*Data for this task*.
_ _ _ _ _ _ _
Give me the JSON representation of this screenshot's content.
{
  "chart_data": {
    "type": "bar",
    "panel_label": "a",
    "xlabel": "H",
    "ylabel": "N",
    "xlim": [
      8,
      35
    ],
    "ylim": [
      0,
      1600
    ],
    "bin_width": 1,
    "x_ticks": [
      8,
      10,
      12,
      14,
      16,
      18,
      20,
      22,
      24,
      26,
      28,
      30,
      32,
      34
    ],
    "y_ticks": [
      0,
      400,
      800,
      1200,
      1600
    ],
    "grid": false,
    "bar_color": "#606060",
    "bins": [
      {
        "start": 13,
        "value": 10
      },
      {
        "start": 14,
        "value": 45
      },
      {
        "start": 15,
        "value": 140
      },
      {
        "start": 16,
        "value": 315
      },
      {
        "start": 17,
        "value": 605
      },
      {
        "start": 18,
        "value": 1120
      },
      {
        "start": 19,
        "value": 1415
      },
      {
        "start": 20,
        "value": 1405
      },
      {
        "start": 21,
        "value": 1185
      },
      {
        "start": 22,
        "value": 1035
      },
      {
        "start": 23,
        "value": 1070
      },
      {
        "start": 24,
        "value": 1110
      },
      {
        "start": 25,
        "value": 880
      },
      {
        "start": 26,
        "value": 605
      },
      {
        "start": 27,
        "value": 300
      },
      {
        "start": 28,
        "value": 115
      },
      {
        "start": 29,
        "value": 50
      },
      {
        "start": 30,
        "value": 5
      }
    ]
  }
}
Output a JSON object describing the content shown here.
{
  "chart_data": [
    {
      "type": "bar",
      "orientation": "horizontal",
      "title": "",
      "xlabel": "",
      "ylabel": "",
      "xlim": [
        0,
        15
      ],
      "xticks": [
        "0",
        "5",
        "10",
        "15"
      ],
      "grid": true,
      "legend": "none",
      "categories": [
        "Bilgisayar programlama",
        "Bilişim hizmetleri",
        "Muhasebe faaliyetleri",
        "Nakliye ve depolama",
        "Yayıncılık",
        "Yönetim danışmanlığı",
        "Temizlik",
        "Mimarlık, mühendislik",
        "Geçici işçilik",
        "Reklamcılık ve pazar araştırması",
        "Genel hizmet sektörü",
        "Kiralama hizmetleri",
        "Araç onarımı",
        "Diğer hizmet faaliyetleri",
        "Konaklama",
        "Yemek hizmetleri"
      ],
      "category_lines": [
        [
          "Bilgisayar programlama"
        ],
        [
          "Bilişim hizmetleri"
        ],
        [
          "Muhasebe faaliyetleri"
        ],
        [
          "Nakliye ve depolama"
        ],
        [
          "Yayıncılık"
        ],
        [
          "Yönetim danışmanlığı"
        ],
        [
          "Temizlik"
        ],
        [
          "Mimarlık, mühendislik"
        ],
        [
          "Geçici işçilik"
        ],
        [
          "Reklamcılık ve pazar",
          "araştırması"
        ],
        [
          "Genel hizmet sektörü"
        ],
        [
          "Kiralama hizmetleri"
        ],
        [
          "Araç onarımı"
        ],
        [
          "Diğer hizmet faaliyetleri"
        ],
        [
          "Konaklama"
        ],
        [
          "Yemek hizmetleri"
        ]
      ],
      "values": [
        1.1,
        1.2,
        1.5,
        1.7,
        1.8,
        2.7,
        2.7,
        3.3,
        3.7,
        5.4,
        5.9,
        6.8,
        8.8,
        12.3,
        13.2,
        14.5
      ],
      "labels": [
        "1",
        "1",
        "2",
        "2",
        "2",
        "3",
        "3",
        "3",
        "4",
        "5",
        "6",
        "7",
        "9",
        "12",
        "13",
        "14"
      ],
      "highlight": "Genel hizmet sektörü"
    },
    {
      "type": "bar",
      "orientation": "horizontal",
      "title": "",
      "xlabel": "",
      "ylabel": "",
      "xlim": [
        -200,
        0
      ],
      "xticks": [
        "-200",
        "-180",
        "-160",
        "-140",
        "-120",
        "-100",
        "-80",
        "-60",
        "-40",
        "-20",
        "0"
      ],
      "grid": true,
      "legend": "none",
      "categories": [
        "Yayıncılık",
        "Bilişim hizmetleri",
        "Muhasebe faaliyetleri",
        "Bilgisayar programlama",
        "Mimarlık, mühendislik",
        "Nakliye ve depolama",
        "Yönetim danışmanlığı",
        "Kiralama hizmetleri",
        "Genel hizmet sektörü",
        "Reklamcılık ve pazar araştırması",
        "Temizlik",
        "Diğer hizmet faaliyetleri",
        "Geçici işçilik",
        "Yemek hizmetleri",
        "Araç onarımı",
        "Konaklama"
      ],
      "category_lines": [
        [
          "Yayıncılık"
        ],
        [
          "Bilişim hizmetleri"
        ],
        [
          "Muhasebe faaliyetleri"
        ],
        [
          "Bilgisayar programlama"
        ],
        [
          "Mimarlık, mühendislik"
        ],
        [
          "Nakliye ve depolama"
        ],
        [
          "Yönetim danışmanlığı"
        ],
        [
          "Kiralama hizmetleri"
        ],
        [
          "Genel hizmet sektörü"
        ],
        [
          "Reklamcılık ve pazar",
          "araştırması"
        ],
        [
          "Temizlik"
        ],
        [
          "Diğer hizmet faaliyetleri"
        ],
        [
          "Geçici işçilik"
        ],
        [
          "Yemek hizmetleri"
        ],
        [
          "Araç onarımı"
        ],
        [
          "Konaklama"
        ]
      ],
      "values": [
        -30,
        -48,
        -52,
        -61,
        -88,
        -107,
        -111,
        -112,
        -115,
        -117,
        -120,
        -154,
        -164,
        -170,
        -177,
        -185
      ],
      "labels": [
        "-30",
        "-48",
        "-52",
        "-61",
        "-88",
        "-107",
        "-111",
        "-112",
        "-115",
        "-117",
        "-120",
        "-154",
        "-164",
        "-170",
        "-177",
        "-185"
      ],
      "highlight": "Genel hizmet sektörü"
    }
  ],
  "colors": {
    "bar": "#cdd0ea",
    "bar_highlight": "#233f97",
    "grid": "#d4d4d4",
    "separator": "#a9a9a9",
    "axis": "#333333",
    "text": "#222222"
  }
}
_ _ _ _ _ _ _
*Short problem*. Copy every line verbatim.

*Response to the exercise*.
Give me the JSON representation of this screenshot's content.
{
  "chart_data": {
    "type": "bar",
    "panel_label": "a",
    "xlabel": "H",
    "ylabel": "N",
    "xlim": [
      8,
      35
    ],
    "ylim": [
      0,
      1600
    ],
    "bin_width": 1,
    "x_ticks": [
      8,
      10,
      12,
      14,
      16,
      18,
      20,
      22,
      24,
      26,
      28,
      30,
      32,
      34
    ],
    "y_ticks": [
      0,
      400,
      800,
      1200,
      1600
    ],
    "grid": false,
    "bar_color": "#606060",
    "bins": [
      {
        "start": 13,
        "value": 10
      },
      {
        "start": 14,
        "value": 45
      },
      {
        "start": 15,
        "value": 140
      },
      {
        "start": 16,
        "value": 315
      },
      {
        "start": 17,
        "value": 605
      },
      {
        "start": 18,
        "value": 1120
      },
      {
        "start": 19,
        "value": 1415
      },
      {
        "start": 20,
        "value": 1405
      },
      {
        "start": 21,
        "value": 1185
      },
      {
        "start": 22,
        "value": 1035
      },
      {
        "start": 23,
        "value": 1070
      },
      {
        "start": 24,
        "value": 1110
      },
      {
        "start": 25,
        "value": 880
      },
      {
        "start": 26,
        "value": 605
      },
      {
        "start": 27,
        "value": 300
      },
      {
        "start": 28,
        "value": 115
      },
      {
        "start": 29,
        "value": 50
      },
      {
        "start": 30,
        "value": 5
      }
    ]
  }
}
Output a JSON object describing the content shown here.
{
  "chart_data": [
    {
      "type": "bar",
      "orientation": "horizontal",
      "title": "",
      "xlabel": "",
      "ylabel": "",
      "xlim": [
        0,
        15
      ],
      "xticks": [
        "0",
        "5",
        "10",
        "15"
      ],
      "grid": true,
      "legend": "none",
      "categories": [
        "Bilgisayar programlama",
        "Bilişim hizmetleri",
        "Muhasebe faaliyetleri",
        "Nakliye ve depolama",
        "Yayıncılık",
        "Yönetim danışmanlığı",
        "Temizlik",
        "Mimarlık, mühendislik",
        "Geçici işçilik",
        "Reklamcılık ve pazar araştırması",
        "Genel hizmet sektörü",
        "Kiralama hizmetleri",
        "Araç onarımı",
        "Diğer hizmet faaliyetleri",
        "Konaklama",
        "Yemek hizmetleri"
      ],
      "category_lines": [
        [
          "Bilgisayar programlama"
        ],
        [
          "Bilişim hizmetleri"
        ],
        [
          "Muhasebe faaliyetleri"
        ],
        [
          "Nakliye ve depolama"
        ],
        [
          "Yayıncılık"
        ],
        [
          "Yönetim danışmanlığı"
        ],
        [
          "Temizlik"
        ],
        [
          "Mimarlık, mühendislik"
        ],
        [
          "Geçici işçilik"
        ],
        [
          "Reklamcılık ve pazar",
          "araştırması"
        ],
        [
          "Genel hizmet sektörü"
        ],
        [
          "Kiralama hizmetleri"
        ],
        [
          "Araç onarımı"
        ],
        [
          "Diğer hizmet faaliyetleri"
        ],
        [
          "Konaklama"
        ],
        [
          "Yemek hizmetleri"
        ]
      ],
      "values": [
        1.1,
        1.2,
        1.5,
        1.7,
        1.8,
        2.7,
        2.7,
        3.3,
        3.7,
        5.4,
        5.9,
        6.8,
        8.8,
        12.3,
        13.2,
        14.5
      ],
      "labels": [
        "1",
        "1",
        "2",
        "2",
        "2",
        "3",
        "3",
        "3",
        "4",
        "5",
        "6",
        "7",
        "9",
        "12",
        "13",
        "14"
      ],
      "highlight": "Genel hizmet sektörü"
    },
    {
      "type": "bar",
      "orientation": "horizontal",
      "title": "",
      "xlabel": "",
      "ylabel": "",
      "xlim": [
        -200,
        0
      ],
      "xticks": [
        "-200",
        "-180",
        "-160",
        "-140",
        "-120",
        "-100",
        "-80",
        "-60",
        "-40",
        "-20",
        "0"
      ],
      "grid": true,
      "legend": "none",
      "categories": [
        "Yayıncılık",
        "Bilişim hizmetleri",
        "Muhasebe faaliyetleri",
        "Bilgisayar programlama",
        "Mimarlık, mühendislik",
        "Nakliye ve depolama",
        "Yönetim danışmanlığı",
        "Kiralama hizmetleri",
        "Genel hizmet sektörü",
        "Reklamcılık ve pazar araştırması",
        "Temizlik",
        "Diğer hizmet faaliyetleri",
        "Geçici işçilik",
        "Yemek hizmetleri",
        "Araç onarımı",
        "Konaklama"
      ],
      "category_lines": [
        [
          "Yayıncılık"
        ],
        [
          "Bilişim hizmetleri"
        ],
        [
          "Muhasebe faaliyetleri"
        ],
        [
          "Bilgisayar programlama"
        ],
        [
          "Mimarlık, mühendislik"
        ],
        [
          "Nakliye ve depolama"
        ],
        [
          "Yönetim danışmanlığı"
        ],
        [
          "Kiralama hizmetleri"
        ],
        [
          "Genel hizmet sektörü"
        ],
        [
          "Reklamcılık ve pazar",
          "araştırması"
        ],
        [
          "Temizlik"
        ],
        [
          "Diğer hizmet faaliyetleri"
        ],
        [
          "Geçici işçilik"
        ],
        [
          "Yemek hizmetleri"
        ],
        [
          "Araç onarımı"
        ],
        [
          "Konaklama"
        ]
      ],
      "values": [
        -30,
        -48,
        -52,
        -61,
        -88,
        -107,
        -111,
        -112,
        -115,
        -117,
        -120,
        -154,
        -164,
        -170,
        -177,
        -185
      ],
      "labels": [
        "-30",
        "-48",
        "-52",
        "-61",
        "-88",
        "-107",
        "-111",
        "-112",
        "-115",
        "-117",
        "-120",
        "-154",
        "-164",
        "-170",
        "-177",
        "-185"
      ],
      "highlight": "Genel hizmet sektörü"
    }
  ],
  "colors": {
    "bar": "#cdd0ea",
    "bar_highlight": "#233f97",
    "grid": "#d4d4d4",
    "separator": "#a9a9a9",
    "axis": "#333333",
    "text": "#222222"
  }
}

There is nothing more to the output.